- EXTRACTED DATA:
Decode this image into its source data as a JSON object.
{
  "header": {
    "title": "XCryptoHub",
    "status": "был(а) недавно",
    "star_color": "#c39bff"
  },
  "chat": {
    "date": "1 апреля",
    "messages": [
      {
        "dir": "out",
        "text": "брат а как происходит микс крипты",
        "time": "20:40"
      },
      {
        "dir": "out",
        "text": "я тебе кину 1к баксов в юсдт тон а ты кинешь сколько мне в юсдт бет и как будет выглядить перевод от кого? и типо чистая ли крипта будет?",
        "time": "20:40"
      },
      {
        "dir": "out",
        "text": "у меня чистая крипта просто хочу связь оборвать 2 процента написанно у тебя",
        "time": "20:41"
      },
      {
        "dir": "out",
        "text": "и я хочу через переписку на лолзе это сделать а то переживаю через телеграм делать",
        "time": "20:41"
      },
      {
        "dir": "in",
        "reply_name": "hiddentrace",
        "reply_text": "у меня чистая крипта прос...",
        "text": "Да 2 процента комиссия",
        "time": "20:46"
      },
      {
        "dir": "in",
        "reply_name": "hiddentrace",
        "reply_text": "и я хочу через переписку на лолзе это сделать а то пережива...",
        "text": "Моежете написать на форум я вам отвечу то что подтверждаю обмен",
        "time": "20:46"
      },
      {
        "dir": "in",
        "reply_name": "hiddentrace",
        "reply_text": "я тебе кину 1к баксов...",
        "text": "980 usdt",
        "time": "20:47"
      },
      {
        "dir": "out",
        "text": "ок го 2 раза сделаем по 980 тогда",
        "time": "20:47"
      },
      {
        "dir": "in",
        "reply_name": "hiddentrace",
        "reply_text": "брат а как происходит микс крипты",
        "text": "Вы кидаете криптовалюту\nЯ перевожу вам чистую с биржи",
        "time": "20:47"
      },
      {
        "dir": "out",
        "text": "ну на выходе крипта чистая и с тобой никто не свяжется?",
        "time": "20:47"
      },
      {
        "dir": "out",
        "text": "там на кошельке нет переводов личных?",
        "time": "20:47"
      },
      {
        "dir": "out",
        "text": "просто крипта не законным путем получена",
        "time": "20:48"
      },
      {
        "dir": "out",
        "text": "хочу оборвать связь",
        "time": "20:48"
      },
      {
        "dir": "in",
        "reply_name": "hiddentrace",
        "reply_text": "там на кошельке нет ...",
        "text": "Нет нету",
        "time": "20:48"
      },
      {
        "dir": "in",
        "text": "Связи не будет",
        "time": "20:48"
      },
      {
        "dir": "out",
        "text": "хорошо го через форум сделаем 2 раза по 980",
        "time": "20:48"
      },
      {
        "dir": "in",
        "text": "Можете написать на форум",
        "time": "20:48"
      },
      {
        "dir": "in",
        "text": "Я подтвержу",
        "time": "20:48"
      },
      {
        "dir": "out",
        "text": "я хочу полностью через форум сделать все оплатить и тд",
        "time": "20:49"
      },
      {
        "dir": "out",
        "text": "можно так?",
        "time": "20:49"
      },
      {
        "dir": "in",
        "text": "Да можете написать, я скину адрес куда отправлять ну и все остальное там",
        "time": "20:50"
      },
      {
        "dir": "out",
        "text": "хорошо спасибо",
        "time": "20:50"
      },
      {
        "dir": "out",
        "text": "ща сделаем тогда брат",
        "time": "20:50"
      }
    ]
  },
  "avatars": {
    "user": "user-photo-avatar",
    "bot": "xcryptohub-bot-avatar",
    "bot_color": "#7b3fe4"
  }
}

- WORK TO COMPLETE:
Give only the number of lines in the data that hold the string "форум".

- RESPONSE FOR THIS EXERCISE:
4